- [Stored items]
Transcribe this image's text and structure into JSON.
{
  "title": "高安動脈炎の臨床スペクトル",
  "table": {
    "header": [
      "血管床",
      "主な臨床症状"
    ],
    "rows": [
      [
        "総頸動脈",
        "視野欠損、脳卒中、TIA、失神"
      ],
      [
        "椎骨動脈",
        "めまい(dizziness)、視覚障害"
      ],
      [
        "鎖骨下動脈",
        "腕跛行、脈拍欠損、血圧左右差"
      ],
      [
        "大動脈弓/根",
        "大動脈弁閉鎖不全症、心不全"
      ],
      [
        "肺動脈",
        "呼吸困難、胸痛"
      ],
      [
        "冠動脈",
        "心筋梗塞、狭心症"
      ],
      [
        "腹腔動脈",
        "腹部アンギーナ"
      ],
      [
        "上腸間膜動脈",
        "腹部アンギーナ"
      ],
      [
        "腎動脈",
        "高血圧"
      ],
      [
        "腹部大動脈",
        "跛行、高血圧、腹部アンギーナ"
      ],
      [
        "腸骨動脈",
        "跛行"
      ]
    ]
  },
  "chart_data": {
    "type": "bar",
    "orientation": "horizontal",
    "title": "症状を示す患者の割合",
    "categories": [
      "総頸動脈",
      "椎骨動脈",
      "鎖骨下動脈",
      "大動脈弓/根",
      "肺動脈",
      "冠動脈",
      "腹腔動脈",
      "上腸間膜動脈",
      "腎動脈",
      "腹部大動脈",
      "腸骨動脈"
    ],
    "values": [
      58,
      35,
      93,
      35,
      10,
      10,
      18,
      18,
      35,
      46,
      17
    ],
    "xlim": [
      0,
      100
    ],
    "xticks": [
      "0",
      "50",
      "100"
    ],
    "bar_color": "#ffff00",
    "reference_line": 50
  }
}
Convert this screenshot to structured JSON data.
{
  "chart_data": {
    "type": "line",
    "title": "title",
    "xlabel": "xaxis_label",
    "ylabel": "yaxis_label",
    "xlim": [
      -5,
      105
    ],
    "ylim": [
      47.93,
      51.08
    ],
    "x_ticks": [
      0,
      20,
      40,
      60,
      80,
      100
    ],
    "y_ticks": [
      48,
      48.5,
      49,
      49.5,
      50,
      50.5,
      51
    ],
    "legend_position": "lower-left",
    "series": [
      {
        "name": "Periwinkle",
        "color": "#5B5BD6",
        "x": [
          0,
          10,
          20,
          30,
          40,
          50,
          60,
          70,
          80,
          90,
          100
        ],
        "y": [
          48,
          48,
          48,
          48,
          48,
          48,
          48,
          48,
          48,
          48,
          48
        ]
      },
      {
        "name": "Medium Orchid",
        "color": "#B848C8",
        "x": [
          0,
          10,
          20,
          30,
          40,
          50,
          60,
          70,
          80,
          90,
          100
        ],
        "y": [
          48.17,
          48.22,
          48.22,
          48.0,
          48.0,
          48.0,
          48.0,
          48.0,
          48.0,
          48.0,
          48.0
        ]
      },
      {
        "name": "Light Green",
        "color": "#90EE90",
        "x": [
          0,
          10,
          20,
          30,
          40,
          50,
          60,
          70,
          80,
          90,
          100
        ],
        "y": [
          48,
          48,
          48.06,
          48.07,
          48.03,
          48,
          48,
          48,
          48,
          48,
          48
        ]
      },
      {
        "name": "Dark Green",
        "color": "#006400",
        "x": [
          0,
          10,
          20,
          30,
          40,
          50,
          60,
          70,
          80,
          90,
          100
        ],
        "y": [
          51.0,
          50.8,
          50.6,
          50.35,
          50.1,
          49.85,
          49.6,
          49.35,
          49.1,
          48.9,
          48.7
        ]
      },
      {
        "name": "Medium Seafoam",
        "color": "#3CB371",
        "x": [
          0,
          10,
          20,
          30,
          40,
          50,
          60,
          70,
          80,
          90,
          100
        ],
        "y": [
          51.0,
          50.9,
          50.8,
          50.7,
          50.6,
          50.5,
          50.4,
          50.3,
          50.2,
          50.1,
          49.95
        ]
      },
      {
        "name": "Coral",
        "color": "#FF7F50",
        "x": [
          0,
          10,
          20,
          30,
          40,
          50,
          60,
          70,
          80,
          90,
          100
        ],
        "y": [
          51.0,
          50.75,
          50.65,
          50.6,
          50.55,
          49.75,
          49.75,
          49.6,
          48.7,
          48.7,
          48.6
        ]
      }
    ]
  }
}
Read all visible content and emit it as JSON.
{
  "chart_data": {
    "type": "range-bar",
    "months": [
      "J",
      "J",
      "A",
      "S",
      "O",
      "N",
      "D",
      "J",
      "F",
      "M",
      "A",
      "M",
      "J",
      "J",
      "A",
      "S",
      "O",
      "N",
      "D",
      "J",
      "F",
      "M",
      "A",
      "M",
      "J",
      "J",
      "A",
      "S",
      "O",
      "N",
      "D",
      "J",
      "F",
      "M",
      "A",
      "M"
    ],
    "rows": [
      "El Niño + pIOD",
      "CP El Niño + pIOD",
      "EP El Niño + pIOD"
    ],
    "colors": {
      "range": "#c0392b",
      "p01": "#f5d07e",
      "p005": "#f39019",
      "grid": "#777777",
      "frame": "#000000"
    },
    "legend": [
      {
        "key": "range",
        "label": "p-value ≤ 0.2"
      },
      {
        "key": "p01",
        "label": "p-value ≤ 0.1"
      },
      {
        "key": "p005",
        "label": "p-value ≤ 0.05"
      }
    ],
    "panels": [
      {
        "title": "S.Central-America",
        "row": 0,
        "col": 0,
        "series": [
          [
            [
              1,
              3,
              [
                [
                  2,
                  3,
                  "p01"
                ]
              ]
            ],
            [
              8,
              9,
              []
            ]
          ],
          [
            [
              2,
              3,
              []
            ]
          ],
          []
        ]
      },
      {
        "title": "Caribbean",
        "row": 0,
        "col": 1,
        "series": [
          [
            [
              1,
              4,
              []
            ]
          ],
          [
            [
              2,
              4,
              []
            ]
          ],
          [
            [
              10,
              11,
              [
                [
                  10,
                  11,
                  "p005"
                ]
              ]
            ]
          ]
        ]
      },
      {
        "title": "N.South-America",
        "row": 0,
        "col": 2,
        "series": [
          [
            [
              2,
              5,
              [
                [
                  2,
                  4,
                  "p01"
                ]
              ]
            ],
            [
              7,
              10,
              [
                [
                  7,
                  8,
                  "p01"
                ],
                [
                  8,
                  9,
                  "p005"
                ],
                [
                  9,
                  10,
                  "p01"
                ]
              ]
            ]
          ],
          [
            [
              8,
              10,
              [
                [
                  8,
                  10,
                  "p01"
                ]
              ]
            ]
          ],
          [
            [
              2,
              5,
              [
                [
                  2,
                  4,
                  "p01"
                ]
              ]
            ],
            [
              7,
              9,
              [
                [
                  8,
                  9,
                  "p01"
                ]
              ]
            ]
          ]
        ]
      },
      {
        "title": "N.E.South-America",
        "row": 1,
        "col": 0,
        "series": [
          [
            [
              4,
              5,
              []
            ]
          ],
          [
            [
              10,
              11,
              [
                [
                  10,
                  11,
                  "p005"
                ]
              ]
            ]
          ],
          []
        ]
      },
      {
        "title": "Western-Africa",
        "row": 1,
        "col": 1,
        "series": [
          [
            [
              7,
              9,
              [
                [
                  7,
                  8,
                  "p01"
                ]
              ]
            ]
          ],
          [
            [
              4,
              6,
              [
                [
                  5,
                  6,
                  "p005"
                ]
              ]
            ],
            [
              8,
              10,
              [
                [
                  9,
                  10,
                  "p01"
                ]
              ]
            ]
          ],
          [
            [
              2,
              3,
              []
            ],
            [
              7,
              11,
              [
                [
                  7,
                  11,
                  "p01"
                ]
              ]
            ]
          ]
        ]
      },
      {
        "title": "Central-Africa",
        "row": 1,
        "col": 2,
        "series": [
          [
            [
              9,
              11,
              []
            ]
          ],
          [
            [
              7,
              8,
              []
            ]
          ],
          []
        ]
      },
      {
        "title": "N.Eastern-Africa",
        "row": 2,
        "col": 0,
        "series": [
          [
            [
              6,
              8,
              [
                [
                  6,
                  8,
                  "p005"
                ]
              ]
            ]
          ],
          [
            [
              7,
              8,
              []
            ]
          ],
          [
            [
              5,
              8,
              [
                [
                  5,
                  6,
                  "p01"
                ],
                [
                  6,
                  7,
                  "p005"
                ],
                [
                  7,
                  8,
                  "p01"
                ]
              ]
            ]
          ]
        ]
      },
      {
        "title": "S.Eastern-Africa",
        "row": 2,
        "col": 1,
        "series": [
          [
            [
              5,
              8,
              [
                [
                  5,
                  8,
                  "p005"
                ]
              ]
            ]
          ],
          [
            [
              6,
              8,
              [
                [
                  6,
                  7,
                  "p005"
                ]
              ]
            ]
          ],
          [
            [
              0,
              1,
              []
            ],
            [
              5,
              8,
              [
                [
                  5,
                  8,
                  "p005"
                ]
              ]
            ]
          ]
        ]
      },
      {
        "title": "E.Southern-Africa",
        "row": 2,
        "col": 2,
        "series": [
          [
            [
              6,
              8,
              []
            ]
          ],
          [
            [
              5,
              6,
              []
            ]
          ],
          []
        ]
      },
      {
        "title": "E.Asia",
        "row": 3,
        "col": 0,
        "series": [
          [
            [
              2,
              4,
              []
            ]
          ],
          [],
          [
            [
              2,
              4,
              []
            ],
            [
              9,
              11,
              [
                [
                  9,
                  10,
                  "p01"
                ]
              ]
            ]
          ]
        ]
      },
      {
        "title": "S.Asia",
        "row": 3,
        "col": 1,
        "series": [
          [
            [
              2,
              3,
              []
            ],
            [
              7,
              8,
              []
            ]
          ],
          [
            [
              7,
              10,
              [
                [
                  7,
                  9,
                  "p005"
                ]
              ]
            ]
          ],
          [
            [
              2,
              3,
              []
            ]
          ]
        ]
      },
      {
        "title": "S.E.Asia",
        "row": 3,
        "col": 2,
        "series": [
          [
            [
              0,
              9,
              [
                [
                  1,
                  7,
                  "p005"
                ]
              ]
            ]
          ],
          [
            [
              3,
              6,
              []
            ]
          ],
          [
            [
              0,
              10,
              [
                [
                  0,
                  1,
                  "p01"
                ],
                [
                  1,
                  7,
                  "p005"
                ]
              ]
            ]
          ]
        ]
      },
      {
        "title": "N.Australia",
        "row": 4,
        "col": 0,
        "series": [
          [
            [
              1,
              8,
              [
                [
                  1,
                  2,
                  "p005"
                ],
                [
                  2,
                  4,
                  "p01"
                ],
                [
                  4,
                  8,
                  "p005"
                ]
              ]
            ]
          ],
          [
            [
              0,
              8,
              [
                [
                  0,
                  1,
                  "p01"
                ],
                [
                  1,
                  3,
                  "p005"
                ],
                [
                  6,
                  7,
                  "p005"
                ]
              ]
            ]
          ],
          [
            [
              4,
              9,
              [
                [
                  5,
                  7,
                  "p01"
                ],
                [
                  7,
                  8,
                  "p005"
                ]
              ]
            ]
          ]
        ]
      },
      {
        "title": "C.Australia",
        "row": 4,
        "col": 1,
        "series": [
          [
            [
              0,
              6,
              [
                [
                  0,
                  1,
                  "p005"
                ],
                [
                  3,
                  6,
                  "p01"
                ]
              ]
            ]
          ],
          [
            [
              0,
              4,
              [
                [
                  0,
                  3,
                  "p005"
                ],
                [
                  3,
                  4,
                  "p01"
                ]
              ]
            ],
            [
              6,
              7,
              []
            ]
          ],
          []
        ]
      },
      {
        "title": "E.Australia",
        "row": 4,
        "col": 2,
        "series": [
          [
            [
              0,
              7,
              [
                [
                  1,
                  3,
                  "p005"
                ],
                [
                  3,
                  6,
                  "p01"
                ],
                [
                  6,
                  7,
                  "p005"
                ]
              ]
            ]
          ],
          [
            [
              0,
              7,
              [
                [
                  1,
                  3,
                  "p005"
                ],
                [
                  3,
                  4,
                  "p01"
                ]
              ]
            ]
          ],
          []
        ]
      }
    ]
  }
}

- [EXERCISE DIRECTIONS] Scan the entries above. Copy each line that has the string "name".

- [RESULT BELOW]
        "name": "Periwinkle",
        "name": "Medium Orchid",
        "name": "Light Green",
        "name": "Dark Green",
        "name": "Medium Seafoam",
        "name": "Coral",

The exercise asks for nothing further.